WRITTEN PROBLEM:
Output every entry exactly as given.

EXTRACTED MATERIAL:
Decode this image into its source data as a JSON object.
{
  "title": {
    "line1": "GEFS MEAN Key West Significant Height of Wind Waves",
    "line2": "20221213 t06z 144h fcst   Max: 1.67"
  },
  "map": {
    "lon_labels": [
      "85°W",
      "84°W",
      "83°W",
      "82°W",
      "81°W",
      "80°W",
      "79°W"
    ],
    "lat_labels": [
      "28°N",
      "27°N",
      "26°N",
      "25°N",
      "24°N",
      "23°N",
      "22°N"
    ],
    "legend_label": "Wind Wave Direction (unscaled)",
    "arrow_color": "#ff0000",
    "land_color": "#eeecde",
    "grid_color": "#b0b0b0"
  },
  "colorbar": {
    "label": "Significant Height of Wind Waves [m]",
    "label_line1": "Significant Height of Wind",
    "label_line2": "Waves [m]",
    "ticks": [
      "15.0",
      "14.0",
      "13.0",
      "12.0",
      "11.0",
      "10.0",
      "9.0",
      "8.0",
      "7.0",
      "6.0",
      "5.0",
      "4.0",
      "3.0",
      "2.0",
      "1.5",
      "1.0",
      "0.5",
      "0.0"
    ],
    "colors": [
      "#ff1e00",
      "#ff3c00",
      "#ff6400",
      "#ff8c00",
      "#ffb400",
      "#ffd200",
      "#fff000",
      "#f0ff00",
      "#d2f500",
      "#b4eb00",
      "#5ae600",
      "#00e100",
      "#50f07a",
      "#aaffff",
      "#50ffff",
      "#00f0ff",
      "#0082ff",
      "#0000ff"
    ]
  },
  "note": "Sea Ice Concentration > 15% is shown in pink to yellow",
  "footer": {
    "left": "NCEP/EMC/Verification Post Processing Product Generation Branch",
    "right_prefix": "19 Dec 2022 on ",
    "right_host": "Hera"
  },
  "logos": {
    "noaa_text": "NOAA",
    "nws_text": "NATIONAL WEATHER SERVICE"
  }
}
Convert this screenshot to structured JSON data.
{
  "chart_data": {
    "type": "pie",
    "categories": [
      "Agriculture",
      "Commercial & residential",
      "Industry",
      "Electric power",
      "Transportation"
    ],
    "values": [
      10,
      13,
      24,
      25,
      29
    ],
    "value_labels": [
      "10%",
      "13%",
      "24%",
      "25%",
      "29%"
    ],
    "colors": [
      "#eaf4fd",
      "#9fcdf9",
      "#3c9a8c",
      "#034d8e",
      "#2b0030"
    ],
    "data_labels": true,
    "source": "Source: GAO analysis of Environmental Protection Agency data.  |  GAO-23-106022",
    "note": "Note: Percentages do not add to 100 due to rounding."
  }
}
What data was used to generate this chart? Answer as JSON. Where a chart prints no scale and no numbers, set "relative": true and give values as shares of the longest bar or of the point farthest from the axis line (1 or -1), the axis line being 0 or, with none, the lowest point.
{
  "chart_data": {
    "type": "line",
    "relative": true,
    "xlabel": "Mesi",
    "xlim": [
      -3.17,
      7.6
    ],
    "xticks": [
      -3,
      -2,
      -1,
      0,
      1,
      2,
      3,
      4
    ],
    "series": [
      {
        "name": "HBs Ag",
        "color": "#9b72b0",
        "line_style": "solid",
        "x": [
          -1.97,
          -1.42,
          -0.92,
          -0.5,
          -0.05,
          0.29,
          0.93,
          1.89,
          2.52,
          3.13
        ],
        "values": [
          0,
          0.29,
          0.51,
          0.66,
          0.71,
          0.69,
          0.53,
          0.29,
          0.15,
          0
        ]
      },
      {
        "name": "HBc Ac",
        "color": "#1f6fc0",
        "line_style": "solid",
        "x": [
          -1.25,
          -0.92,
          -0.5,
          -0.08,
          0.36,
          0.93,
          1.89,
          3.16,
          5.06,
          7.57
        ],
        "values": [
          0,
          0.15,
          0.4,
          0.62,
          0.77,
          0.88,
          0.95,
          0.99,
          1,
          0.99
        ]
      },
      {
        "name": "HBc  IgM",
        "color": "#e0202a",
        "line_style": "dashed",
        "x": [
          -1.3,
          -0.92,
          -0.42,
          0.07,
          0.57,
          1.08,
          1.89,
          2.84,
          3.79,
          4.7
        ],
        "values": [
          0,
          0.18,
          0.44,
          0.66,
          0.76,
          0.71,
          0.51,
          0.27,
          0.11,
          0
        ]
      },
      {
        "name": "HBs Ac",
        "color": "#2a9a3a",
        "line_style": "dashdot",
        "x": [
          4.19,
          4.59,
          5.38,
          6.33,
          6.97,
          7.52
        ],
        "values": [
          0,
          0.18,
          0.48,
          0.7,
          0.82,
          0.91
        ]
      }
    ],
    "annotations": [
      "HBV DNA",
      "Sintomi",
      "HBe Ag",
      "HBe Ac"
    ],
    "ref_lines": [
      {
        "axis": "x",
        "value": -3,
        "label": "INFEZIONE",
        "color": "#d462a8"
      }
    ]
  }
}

RESPONSE TO THE TASK:
Decode this image into its source data as a JSON object.
{
  "title": {
    "line1": "GEFS MEAN Key West Significant Height of Wind Waves",
    "line2": "20221213 t06z 144h fcst   Max: 1.67"
  },
  "map": {
    "lon_labels": [
      "85°W",
      "84°W",
      "83°W",
      "82°W",
      "81°W",
      "80°W",
      "79°W"
    ],
    "lat_labels": [
      "28°N",
      "27°N",
      "26°N",
      "25°N",
      "24°N",
      "23°N",
      "22°N"
    ],
    "legend_label": "Wind Wave Direction (unscaled)",
    "arrow_color": "#ff0000",
    "land_color": "#eeecde",
    "grid_color": "#b0b0b0"
  },
  "colorbar": {
    "label": "Significant Height of Wind Waves [m]",
    "label_line1": "Significant Height of Wind",
    "label_line2": "Waves [m]",
    "ticks": [
      "15.0",
      "14.0",
      "13.0",
      "12.0",
      "11.0",
      "10.0",
      "9.0",
      "8.0",
      "7.0",
      "6.0",
      "5.0",
      "4.0",
      "3.0",
      "2.0",
      "1.5",
      "1.0",
      "0.5",
      "0.0"
    ],
    "colors": [
      "#ff1e00",
      "#ff3c00",
      "#ff6400",
      "#ff8c00",
      "#ffb400",
      "#ffd200",
      "#fff000",
      "#f0ff00",
      "#d2f500",
      "#b4eb00",
      "#5ae600",
      "#00e100",
      "#50f07a",
      "#aaffff",
      "#50ffff",
      "#00f0ff",
      "#0082ff",
      "#0000ff"
    ]
  },
  "note": "Sea Ice Concentration > 15% is shown in pink to yellow",
  "footer": {
    "left": "NCEP/EMC/Verification Post Processing Product Generation Branch",
    "right_prefix": "19 Dec 2022 on ",
    "right_host": "Hera"
  },
  "logos": {
    "noaa_text": "NOAA",
    "nws_text": "NATIONAL WEATHER SERVICE"
  }
}
Convert this screenshot to structured JSON data.
{
  "chart_data": {
    "type": "pie",
    "categories": [
      "Agriculture",
      "Commercial & residential",
      "Industry",
      "Electric power",
      "Transportation"
    ],
    "values": [
      10,
      13,
      24,
      25,
      29
    ],
    "value_labels": [
      "10%",
      "13%",
      "24%",
      "25%",
      "29%"
    ],
    "colors": [
      "#eaf4fd",
      "#9fcdf9",
      "#3c9a8c",
      "#034d8e",
      "#2b0030"
    ],
    "data_labels": true,
    "source": "Source: GAO analysis of Environmental Protection Agency data.  |  GAO-23-106022",
    "note": "Note: Percentages do not add to 100 due to rounding."
  }
}
What data was used to generate this chart? Answer as JSON. Where a chart prints no scale and no numbers, set "relative": true and give values as shares of the longest bar or of the point farthest from the axis line (1 or -1), the axis line being 0 or, with none, the lowest point.
{
  "chart_data": {
    "type": "line",
    "relative": true,
    "xlabel": "Mesi",
    "xlim": [
      -3.17,
      7.6
    ],
    "xticks": [
      -3,
      -2,
      -1,
      0,
      1,
      2,
      3,
      4
    ],
    "series": [
      {
        "name": "HBs Ag",
        "color": "#9b72b0",
        "line_style": "solid",
        "x": [
          -1.97,
          -1.42,
          -0.92,
          -0.5,
          -0.05,
          0.29,
          0.93,
          1.89,
          2.52,
          3.13
        ],
        "values": [
          0,
          0.29,
          0.51,
          0.66,
          0.71,
          0.69,
          0.53,
          0.29,
          0.15,
          0
        ]
      },
      {
        "name": "HBc Ac",
        "color": "#1f6fc0",
        "line_style": "solid",
        "x": [
          -1.25,
          -0.92,
          -0.5,
          -0.08,
          0.36,
          0.93,
          1.89,
          3.16,
          5.06,
          7.57
        ],
        "values": [
          0,
          0.15,
          0.4,
          0.62,
          0.77,
          0.88,
          0.95,
          0.99,
          1,
          0.99
        ]
      },
      {
        "name": "HBc  IgM",
        "color": "#e0202a",
        "line_style": "dashed",
        "x": [
          -1.3,
          -0.92,
          -0.42,
          0.07,
          0.57,
          1.08,
          1.89,
          2.84,
          3.79,
          4.7
        ],
        "values": [
          0,
          0.18,
          0.44,
          0.66,
          0.76,
          0.71,
          0.51,
          0.27,
          0.11,
          0
        ]
      },
      {
        "name": "HBs Ac",
        "color": "#2a9a3a",
        "line_style": "dashdot",
        "x": [
          4.19,
          4.59,
          5.38,
          6.33,
          6.97,
          7.52
        ],
        "values": [
          0,
          0.18,
          0.48,
          0.7,
          0.82,
          0.91
        ]
      }
    ],
    "annotations": [
      "HBV DNA",
      "Sintomi",
      "HBe Ag",
      "HBe Ac"
    ],
    "ref_lines": [
      {
        "axis": "x",
        "value": -3,
        "label": "INFEZIONE",
        "color": "#d462a8"
      }
    ]
  }
}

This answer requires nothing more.